*YOUR OBJECTIVE*
Output every entry exactly, from the first line to the last.

☆ ☆ ☆ ☆ ☆ ☆ ☆

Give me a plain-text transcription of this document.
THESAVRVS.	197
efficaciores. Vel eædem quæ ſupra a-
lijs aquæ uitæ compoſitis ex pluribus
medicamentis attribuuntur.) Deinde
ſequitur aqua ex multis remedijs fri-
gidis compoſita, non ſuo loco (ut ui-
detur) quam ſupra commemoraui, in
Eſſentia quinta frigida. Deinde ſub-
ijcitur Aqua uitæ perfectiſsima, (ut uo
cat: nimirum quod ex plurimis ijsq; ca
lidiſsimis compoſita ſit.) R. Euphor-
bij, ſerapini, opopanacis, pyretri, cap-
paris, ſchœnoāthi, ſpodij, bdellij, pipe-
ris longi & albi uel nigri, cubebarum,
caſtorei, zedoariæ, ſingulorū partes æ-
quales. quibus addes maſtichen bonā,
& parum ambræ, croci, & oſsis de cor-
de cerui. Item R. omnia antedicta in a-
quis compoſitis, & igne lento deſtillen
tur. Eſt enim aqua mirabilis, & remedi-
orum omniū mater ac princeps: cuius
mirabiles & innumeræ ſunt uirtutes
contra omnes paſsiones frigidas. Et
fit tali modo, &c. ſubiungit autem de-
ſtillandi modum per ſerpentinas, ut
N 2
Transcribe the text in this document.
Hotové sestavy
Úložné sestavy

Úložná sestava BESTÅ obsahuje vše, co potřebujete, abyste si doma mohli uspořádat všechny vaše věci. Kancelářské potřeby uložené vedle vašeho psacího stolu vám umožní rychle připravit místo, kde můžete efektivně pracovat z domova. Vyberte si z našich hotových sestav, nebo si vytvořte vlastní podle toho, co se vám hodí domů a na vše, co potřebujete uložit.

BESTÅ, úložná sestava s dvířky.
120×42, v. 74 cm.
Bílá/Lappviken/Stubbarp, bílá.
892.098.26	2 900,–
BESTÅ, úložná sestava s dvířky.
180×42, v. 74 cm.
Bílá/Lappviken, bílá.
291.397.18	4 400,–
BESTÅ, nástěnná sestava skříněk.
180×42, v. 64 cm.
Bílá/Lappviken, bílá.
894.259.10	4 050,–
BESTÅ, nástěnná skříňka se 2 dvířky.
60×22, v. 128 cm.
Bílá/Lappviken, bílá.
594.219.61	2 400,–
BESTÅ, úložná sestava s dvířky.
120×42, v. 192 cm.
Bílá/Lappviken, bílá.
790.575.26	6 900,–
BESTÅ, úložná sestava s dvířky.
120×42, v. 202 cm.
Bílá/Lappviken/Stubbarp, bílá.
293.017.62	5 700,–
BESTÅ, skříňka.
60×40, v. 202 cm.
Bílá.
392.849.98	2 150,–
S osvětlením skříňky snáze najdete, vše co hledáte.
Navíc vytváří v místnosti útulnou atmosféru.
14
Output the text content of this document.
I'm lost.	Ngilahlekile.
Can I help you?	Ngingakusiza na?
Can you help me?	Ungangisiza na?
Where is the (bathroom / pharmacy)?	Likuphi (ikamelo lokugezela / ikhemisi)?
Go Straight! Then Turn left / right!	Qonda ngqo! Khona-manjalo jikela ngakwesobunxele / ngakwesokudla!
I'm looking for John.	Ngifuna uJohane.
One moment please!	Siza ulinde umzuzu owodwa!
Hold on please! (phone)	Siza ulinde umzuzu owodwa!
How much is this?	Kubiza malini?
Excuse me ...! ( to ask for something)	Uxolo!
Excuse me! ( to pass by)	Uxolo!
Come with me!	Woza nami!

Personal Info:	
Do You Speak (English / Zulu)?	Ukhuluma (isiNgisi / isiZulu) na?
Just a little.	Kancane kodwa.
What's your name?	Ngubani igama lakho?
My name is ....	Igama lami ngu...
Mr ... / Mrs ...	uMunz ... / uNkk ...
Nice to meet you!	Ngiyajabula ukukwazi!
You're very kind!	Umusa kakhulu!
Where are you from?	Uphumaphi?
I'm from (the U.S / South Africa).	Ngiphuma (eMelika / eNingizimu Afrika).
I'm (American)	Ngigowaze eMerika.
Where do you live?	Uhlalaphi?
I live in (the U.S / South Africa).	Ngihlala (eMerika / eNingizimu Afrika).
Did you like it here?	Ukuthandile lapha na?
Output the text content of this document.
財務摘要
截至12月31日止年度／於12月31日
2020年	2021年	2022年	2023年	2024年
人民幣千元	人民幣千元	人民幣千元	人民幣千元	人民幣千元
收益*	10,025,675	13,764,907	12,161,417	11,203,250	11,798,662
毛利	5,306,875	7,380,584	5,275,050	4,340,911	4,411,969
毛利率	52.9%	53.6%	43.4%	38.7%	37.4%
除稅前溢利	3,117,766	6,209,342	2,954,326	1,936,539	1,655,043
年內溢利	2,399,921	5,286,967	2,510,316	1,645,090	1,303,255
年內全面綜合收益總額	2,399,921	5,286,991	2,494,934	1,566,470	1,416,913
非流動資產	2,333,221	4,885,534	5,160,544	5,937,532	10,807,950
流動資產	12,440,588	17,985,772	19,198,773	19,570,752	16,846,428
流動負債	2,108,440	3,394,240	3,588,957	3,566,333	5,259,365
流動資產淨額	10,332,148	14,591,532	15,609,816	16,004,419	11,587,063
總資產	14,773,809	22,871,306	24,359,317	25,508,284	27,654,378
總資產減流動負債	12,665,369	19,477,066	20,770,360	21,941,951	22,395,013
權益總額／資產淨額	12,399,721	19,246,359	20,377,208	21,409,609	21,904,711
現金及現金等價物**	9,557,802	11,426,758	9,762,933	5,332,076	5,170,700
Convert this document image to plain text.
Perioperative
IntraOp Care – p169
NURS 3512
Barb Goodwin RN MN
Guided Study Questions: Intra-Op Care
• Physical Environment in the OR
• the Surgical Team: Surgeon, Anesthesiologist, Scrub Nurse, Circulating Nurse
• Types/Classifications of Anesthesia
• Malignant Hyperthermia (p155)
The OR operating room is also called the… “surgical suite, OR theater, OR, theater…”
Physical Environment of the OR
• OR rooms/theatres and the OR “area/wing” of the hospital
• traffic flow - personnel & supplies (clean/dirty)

☆ ☆ ☆ ☆ ☆ ☆ ☆

*ANSWER TO THIS EXERCISE*
Give me a plain-text transcription of this document.
THESAVRVS.	197
efficaciores. Vel eædem quæ ſupra a-
lijs aquæ uitæ compoſitis ex pluribus
medicamentis attribuuntur.) Deinde
ſequitur aqua ex multis remedijs fri-
gidis compoſita, non ſuo loco (ut ui-
detur) quam ſupra commemoraui, in
Eſſentia quinta frigida. Deinde ſub-
ijcitur Aqua uitæ perfectiſsima, (ut uo
cat: nimirum quod ex plurimis ijsq; ca
lidiſsimis compoſita ſit.) R. Euphor-
bij, ſerapini, opopanacis, pyretri, cap-
paris, ſchœnoāthi, ſpodij, bdellij, pipe-
ris longi & albi uel nigri, cubebarum,
caſtorei, zedoariæ, ſingulorū partes æ-
quales. quibus addes maſtichen bonā,
& parum ambræ, croci, & oſsis de cor-
de cerui. Item R. omnia antedicta in a-
quis compoſitis, & igne lento deſtillen
tur. Eſt enim aqua mirabilis, & remedi-
orum omniū mater ac princeps: cuius
mirabiles & innumeræ ſunt uirtutes
contra omnes paſsiones frigidas. Et
fit tali modo, &c. ſubiungit autem de-
ſtillandi modum per ſerpentinas, ut
N 2
Transcribe the text in this document.
Hotové sestavy
Úložné sestavy

Úložná sestava BESTÅ obsahuje vše, co potřebujete, abyste si doma mohli uspořádat všechny vaše věci. Kancelářské potřeby uložené vedle vašeho psacího stolu vám umožní rychle připravit místo, kde můžete efektivně pracovat z domova. Vyberte si z našich hotových sestav, nebo si vytvořte vlastní podle toho, co se vám hodí domů a na vše, co potřebujete uložit.

BESTÅ, úložná sestava s dvířky.
120×42, v. 74 cm.
Bílá/Lappviken/Stubbarp, bílá.
892.098.26	2 900,–
BESTÅ, úložná sestava s dvířky.
180×42, v. 74 cm.
Bílá/Lappviken, bílá.
291.397.18	4 400,–
BESTÅ, nástěnná sestava skříněk.
180×42, v. 64 cm.
Bílá/Lappviken, bílá.
894.259.10	4 050,–
BESTÅ, nástěnná skříňka se 2 dvířky.
60×22, v. 128 cm.
Bílá/Lappviken, bílá.
594.219.61	2 400,–
BESTÅ, úložná sestava s dvířky.
120×42, v. 192 cm.
Bílá/Lappviken, bílá.
790.575.26	6 900,–
BESTÅ, úložná sestava s dvířky.
120×42, v. 202 cm.
Bílá/Lappviken/Stubbarp, bílá.
293.017.62	5 700,–
BESTÅ, skříňka.
60×40, v. 202 cm.
Bílá.
392.849.98	2 150,–
S osvětlením skříňky snáze najdete, vše co hledáte.
Navíc vytváří v místnosti útulnou atmosféru.
14
Output the text content of this document.
I'm lost.	Ngilahlekile.
Can I help you?	Ngingakusiza na?
Can you help me?	Ungangisiza na?
Where is the (bathroom / pharmacy)?	Likuphi (ikamelo lokugezela / ikhemisi)?
Go Straight! Then Turn left / right!	Qonda ngqo! Khona-manjalo jikela ngakwesobunxele / ngakwesokudla!
I'm looking for John.	Ngifuna uJohane.
One moment please!	Siza ulinde umzuzu owodwa!
Hold on please! (phone)	Siza ulinde umzuzu owodwa!
How much is this?	Kubiza malini?
Excuse me ...! ( to ask for something)	Uxolo!
Excuse me! ( to pass by)	Uxolo!
Come with me!	Woza nami!

Personal Info:	
Do You Speak (English / Zulu)?	Ukhuluma (isiNgisi / isiZulu) na?
Just a little.	Kancane kodwa.
What's your name?	Ngubani igama lakho?
My name is ....	Igama lami ngu...
Mr ... / Mrs ...	uMunz ... / uNkk ...
Nice to meet you!	Ngiyajabula ukukwazi!
You're very kind!	Umusa kakhulu!
Where are you from?	Uphumaphi?
I'm from (the U.S / South Africa).	Ngiphuma (eMelika / eNingizimu Afrika).
I'm (American)	Ngigowaze eMerika.
Where do you live?	Uhlalaphi?
I live in (the U.S / South Africa).	Ngihlala (eMerika / eNingizimu Afrika).
Did you like it here?	Ukuthandile lapha na?
Output the text content of this document.
財務摘要
截至12月31日止年度／於12月31日
2020年	2021年	2022年	2023年	2024年
人民幣千元	人民幣千元	人民幣千元	人民幣千元	人民幣千元
收益*	10,025,675	13,764,907	12,161,417	11,203,250	11,798,662
毛利	5,306,875	7,380,584	5,275,050	4,340,911	4,411,969
毛利率	52.9%	53.6%	43.4%	38.7%	37.4%
除稅前溢利	3,117,766	6,209,342	2,954,326	1,936,539	1,655,043
年內溢利	2,399,921	5,286,967	2,510,316	1,645,090	1,303,255
年內全面綜合收益總額	2,399,921	5,286,991	2,494,934	1,566,470	1,416,913
非流動資產	2,333,221	4,885,534	5,160,544	5,937,532	10,807,950
流動資產	12,440,588	17,985,772	19,198,773	19,570,752	16,846,428
流動負債	2,108,440	3,394,240	3,588,957	3,566,333	5,259,365
流動資產淨額	10,332,148	14,591,532	15,609,816	16,004,419	11,587,063
總資產	14,773,809	22,871,306	24,359,317	25,508,284	27,654,378
總資產減流動負債	12,665,369	19,477,066	20,770,360	21,941,951	22,395,013
權益總額／資產淨額	12,399,721	19,246,359	20,377,208	21,409,609	21,904,711
現金及現金等價物**	9,557,802	11,426,758	9,762,933	5,332,076	5,170,700
Convert this document image to plain text.
Perioperative
IntraOp Care – p169
NURS 3512
Barb Goodwin RN MN
Guided Study Questions: Intra-Op Care
• Physical Environment in the OR
• the Surgical Team: Surgeon, Anesthesiologist, Scrub Nurse, Circulating Nurse
• Types/Classifications of Anesthesia
• Malignant Hyperthermia (p155)
The OR operating room is also called the… “surgical suite, OR theater, OR, theater…”
Physical Environment of the OR
• OR rooms/theatres and the OR “area/wing” of the hospital
• traffic flow - personnel & supplies (clean/dirty)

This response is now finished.